Begin at the line that contains "uncensored-point — [253, 648, 260, 655]" and stop after the line that contains "censored-point — [165, 588, 172, 595]". Arrange those lines as a Markdown table with the columns Row and Line, numbering each row and leaving out blank lines.

--------

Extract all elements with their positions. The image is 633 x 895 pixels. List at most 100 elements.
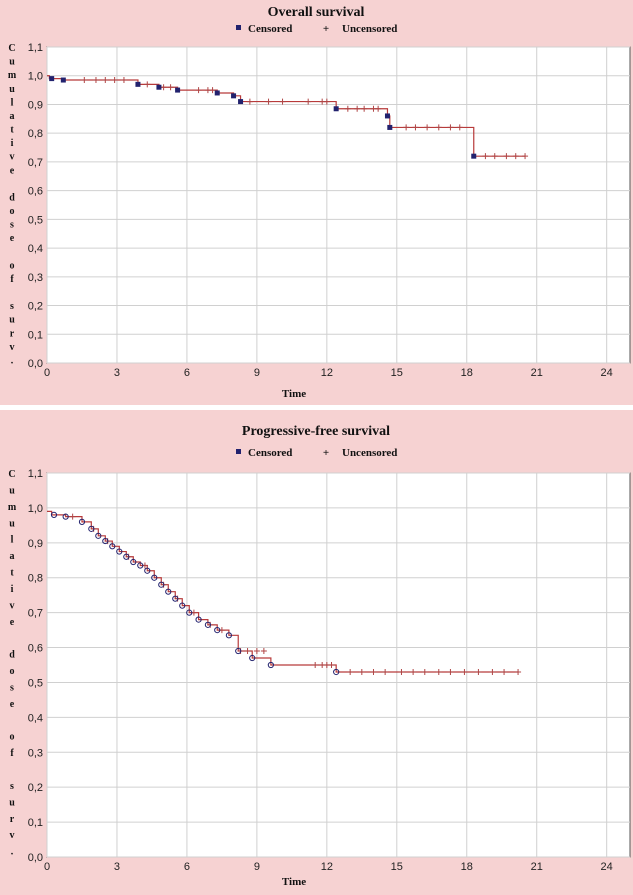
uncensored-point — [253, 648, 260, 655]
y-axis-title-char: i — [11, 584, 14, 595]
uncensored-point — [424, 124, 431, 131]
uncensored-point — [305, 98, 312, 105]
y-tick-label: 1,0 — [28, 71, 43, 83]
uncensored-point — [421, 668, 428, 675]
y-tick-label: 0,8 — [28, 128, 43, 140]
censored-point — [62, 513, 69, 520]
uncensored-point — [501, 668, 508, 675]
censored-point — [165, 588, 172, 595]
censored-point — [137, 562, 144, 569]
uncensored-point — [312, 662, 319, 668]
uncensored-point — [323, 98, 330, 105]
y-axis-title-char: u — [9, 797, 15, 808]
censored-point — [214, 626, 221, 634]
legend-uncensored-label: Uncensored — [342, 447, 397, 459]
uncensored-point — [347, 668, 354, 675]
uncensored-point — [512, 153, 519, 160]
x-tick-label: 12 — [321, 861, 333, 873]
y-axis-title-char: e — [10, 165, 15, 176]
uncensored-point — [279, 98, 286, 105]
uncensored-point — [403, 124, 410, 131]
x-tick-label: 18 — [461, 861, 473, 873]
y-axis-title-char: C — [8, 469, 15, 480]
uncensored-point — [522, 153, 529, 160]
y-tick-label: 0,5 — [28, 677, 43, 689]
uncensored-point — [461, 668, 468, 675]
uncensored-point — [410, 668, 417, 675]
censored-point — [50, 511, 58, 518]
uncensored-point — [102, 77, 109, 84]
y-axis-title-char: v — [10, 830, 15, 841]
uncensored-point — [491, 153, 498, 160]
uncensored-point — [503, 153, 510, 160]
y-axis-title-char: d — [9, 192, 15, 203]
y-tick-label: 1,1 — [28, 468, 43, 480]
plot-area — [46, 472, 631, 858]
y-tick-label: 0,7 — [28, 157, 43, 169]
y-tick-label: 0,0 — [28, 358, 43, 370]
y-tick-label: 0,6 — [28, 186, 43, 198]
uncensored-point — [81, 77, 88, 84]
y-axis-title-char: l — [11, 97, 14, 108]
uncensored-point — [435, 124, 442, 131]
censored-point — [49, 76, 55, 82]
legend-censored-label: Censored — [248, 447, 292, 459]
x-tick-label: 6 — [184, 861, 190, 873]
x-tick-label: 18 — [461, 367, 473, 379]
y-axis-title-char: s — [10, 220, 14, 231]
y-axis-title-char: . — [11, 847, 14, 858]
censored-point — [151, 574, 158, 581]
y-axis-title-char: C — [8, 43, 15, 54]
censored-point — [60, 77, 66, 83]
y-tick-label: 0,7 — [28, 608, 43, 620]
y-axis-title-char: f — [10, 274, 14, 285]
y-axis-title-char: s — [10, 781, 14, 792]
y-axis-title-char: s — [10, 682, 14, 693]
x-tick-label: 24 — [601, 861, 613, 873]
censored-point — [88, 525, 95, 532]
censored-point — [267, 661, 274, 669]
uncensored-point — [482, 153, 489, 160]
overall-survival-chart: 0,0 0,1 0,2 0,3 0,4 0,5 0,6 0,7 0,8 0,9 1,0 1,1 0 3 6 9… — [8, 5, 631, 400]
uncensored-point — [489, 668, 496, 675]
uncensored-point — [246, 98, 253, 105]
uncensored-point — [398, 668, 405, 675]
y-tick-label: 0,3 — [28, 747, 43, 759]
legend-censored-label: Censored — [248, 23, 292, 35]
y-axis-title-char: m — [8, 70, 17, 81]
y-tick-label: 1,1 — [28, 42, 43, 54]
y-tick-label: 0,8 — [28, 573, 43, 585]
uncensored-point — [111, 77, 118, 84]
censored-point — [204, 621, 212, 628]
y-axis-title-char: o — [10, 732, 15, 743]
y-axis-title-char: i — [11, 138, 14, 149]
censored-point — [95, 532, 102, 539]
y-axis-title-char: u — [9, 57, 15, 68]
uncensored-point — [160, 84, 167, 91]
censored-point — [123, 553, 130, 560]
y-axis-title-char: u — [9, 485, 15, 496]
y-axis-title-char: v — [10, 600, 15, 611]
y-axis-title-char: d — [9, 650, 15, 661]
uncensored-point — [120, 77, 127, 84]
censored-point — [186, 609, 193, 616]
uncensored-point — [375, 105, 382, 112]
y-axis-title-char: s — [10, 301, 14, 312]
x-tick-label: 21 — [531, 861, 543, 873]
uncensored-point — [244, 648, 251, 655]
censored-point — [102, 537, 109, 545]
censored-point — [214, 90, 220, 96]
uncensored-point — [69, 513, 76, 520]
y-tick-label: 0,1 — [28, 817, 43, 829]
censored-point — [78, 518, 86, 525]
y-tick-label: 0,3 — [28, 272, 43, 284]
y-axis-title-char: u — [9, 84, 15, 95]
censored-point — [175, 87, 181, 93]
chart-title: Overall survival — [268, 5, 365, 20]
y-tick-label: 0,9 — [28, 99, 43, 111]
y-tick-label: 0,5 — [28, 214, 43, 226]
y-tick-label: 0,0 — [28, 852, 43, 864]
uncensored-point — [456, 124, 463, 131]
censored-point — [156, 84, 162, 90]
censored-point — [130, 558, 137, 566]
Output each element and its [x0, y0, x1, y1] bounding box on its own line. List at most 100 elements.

--------

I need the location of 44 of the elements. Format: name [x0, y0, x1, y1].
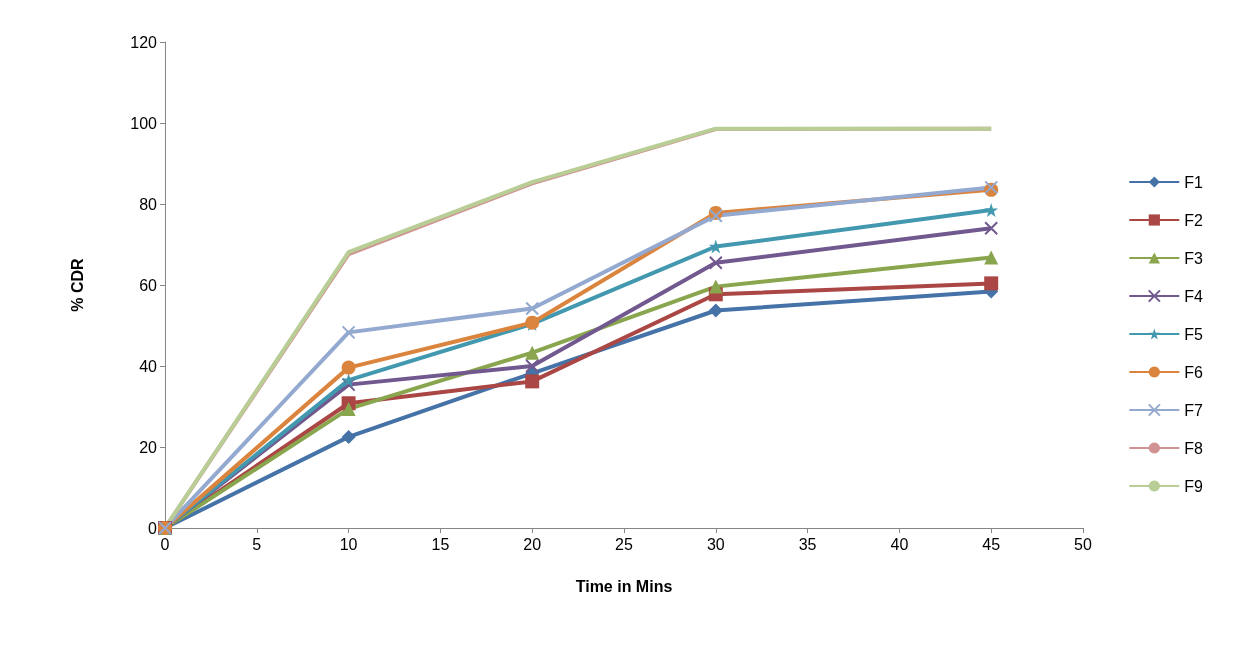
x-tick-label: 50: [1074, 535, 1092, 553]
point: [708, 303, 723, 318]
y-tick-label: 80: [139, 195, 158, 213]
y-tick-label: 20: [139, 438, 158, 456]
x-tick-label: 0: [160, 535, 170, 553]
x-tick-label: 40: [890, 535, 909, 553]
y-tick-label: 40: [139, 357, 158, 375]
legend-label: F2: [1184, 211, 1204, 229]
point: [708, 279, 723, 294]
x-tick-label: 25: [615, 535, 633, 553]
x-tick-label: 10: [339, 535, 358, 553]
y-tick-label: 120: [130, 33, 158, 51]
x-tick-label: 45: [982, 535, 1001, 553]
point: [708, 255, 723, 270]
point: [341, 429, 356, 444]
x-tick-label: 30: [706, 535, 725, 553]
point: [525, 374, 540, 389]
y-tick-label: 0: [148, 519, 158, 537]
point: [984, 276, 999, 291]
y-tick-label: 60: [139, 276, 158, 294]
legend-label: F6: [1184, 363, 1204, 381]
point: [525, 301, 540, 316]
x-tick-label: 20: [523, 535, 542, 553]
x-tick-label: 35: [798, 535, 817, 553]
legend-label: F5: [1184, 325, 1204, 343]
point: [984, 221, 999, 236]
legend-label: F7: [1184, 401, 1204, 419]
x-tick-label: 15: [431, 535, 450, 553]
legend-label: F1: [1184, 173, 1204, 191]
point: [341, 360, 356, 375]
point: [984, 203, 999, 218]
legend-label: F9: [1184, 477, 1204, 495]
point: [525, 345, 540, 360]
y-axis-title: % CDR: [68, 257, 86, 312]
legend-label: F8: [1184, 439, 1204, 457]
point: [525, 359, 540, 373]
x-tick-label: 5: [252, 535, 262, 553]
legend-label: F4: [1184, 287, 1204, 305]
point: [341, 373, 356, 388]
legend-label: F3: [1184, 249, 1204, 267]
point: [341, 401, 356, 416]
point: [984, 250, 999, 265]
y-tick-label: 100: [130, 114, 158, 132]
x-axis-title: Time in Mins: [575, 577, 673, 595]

--------

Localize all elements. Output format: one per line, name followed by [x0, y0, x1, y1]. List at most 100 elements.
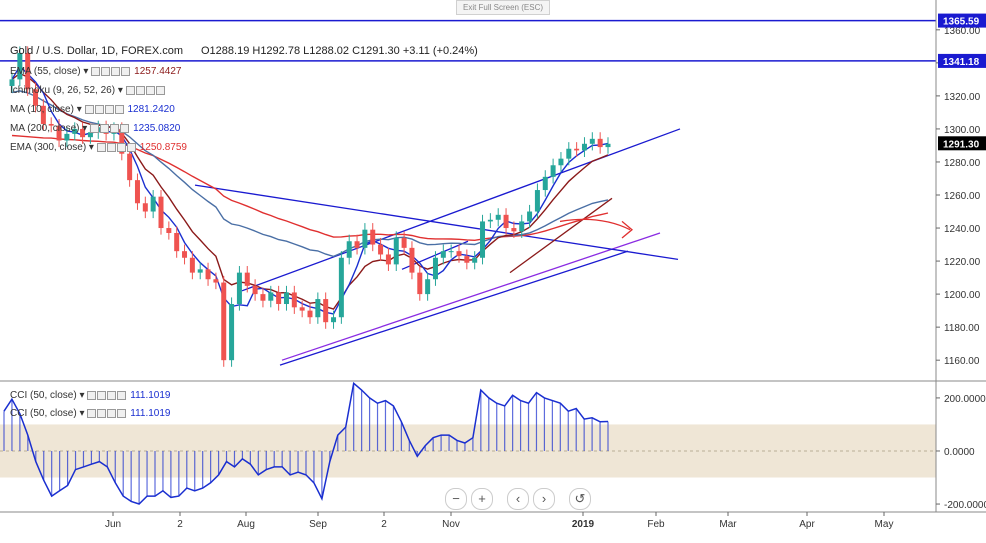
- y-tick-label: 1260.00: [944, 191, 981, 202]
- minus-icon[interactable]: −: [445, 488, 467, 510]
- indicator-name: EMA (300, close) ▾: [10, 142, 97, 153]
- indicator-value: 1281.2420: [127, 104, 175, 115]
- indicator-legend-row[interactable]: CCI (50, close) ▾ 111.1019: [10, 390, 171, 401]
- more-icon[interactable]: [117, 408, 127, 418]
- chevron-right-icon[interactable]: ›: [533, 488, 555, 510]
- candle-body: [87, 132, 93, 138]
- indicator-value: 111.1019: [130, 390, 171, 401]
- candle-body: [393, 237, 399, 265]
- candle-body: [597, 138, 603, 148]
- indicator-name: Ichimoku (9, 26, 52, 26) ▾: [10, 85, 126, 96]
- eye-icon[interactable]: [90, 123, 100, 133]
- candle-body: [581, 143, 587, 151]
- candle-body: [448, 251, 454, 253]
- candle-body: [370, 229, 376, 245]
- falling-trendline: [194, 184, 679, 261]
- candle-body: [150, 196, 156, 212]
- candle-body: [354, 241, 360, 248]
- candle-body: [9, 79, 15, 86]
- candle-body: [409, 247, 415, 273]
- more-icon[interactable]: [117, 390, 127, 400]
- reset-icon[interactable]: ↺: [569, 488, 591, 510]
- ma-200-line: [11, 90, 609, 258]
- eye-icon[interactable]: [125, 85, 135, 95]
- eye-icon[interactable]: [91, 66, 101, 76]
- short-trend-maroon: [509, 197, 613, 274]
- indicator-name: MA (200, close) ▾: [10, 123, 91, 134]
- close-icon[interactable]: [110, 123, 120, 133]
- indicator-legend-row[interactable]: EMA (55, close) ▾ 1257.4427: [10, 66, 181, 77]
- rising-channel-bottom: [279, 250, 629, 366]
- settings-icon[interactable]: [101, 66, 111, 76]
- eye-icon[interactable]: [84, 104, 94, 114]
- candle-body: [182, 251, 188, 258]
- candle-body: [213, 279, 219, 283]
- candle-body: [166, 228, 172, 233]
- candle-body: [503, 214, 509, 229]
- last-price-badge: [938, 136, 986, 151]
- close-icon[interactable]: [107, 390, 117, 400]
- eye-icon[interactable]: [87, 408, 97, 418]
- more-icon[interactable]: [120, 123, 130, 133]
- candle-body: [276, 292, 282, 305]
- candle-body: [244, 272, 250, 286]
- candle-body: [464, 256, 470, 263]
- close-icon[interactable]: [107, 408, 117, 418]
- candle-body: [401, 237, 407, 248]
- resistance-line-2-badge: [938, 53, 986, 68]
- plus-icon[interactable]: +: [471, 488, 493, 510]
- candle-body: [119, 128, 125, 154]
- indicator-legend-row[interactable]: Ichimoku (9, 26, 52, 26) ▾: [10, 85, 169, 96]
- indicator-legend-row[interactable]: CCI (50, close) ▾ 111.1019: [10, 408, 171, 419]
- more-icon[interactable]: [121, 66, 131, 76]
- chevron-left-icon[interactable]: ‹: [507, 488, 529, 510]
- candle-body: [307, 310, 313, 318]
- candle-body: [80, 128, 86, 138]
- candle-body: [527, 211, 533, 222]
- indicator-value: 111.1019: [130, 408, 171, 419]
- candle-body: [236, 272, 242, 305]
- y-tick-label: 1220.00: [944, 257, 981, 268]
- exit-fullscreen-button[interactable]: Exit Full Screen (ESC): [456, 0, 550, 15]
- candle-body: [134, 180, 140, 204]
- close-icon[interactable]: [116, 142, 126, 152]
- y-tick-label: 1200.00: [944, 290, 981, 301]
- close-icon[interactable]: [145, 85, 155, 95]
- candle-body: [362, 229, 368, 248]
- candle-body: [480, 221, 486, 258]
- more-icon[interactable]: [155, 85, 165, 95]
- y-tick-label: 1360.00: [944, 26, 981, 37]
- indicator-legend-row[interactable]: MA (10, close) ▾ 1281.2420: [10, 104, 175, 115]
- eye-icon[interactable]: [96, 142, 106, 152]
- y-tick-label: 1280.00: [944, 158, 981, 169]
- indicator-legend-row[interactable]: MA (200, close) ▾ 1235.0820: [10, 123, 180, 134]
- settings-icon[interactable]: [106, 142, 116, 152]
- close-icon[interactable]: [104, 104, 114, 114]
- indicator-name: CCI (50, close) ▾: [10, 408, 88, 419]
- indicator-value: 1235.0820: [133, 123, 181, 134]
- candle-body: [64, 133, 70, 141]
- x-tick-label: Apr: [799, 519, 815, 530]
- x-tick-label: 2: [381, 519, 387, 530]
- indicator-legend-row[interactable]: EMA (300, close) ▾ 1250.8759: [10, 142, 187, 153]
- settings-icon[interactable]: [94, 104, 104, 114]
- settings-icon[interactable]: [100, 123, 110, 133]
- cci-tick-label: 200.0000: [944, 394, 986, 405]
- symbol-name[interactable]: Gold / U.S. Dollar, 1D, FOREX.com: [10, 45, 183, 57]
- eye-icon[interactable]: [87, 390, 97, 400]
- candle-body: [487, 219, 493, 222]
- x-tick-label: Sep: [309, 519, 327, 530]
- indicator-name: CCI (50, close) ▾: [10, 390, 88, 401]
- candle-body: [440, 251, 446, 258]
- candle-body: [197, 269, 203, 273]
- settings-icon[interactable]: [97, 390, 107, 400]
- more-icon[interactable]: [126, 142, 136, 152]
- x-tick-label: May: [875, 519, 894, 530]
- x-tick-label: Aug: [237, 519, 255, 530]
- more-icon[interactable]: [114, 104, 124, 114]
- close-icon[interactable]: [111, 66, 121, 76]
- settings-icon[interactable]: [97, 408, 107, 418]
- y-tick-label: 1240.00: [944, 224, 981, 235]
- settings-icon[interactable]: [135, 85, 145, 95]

--------

RESULT OF THIS TASK:
| Row | Line |
|---|---|
| 1 | uncensored-point — [253, 648, 260, 655] |
| 2 | y-axis-title-char: i — [11, 584, 14, 595] |
| 3 | uncensored-point — [424, 124, 431, 131] |
| 4 | uncensored-point — [305, 98, 312, 105] |
| 5 | y-tick-label: 1,0 — [28, 71, 43, 83] |
| 6 | uncensored-point — [421, 668, 428, 675] |
| 7 | y-tick-label: 0,8 — [28, 128, 43, 140] |
| 8 | censored-point — [62, 513, 69, 520] |
| 9 | uncensored-point — [501, 668, 508, 675] |
| 10 | censored-point — [165, 588, 172, 595] |